◆ Records for this task ◆
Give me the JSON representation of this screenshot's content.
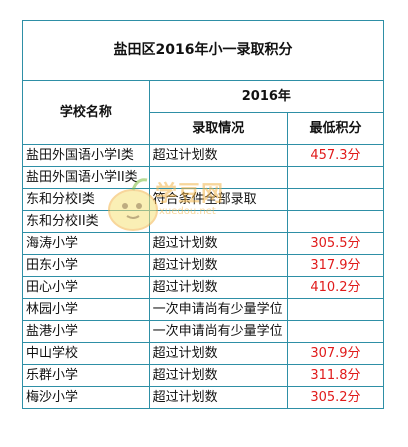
{
  "table": {
    "title": "盐田区2016年小一录取积分",
    "header": {
      "school_name": "学校名称",
      "year": "2016年",
      "admission": "录取情况",
      "min_score": "最低积分"
    },
    "rows": [
      {
        "school": "盐田外国语小学I类",
        "status": "超过计划数",
        "score": "457.3分"
      },
      {
        "school": "盐田外国语小学II类",
        "status": "",
        "score": ""
      },
      {
        "school": "东和分校I类",
        "status": "符合条件全部录取",
        "score": ""
      },
      {
        "school": "东和分校II类",
        "status": "",
        "score": ""
      },
      {
        "school": "海涛小学",
        "status": "超过计划数",
        "score": "305.5分"
      },
      {
        "school": "田东小学",
        "status": "超过计划数",
        "score": "317.9分"
      },
      {
        "school": "田心小学",
        "status": "超过计划数",
        "score": "410.2分"
      },
      {
        "school": "林园小学",
        "status": "一次申请尚有少量学位",
        "score": ""
      },
      {
        "school": "盐港小学",
        "status": "一次申请尚有少量学位",
        "score": ""
      },
      {
        "school": "中山学校",
        "status": "超过计划数",
        "score": "307.9分"
      },
      {
        "school": "乐群小学",
        "status": "超过计划数",
        "score": "311.8分"
      },
      {
        "school": "梅沙小学",
        "status": "超过计划数",
        "score": "305.2分"
      }
    ]
  },
  "watermark": {
    "text": "学豆网",
    "url": "xuedou.net"
  },
  "colors": {
    "border": "#2e8fa6",
    "score": "#e01b1b"
  }
}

◆ Set exercise ◆
Quote every line word for word and keep the images out of the copy.

◆ Task answer ◆
Give me the JSON representation of this screenshot's content.
{
  "table": {
    "title": "盐田区2016年小一录取积分",
    "header": {
      "school_name": "学校名称",
      "year": "2016年",
      "admission": "录取情况",
      "min_score": "最低积分"
    },
    "rows": [
      {
        "school": "盐田外国语小学I类",
        "status": "超过计划数",
        "score": "457.3分"
      },
      {
        "school": "盐田外国语小学II类",
        "status": "",
        "score": ""
      },
      {
        "school": "东和分校I类",
        "status": "符合条件全部录取",
        "score": ""
      },
      {
        "school": "东和分校II类",
        "status": "",
        "score": ""
      },
      {
        "school": "海涛小学",
        "status": "超过计划数",
        "score": "305.5分"
      },
      {
        "school": "田东小学",
        "status": "超过计划数",
        "score": "317.9分"
      },
      {
        "school": "田心小学",
        "status": "超过计划数",
        "score": "410.2分"
      },
      {
        "school": "林园小学",
        "status": "一次申请尚有少量学位",
        "score": ""
      },
      {
        "school": "盐港小学",
        "status": "一次申请尚有少量学位",
        "score": ""
      },
      {
        "school": "中山学校",
        "status": "超过计划数",
        "score": "307.9分"
      },
      {
        "school": "乐群小学",
        "status": "超过计划数",
        "score": "311.8分"
      },
      {
        "school": "梅沙小学",
        "status": "超过计划数",
        "score": "305.2分"
      }
    ]
  },
  "watermark": {
    "text": "学豆网",
    "url": "xuedou.net"
  },
  "colors": {
    "border": "#2e8fa6",
    "score": "#e01b1b"
  }
}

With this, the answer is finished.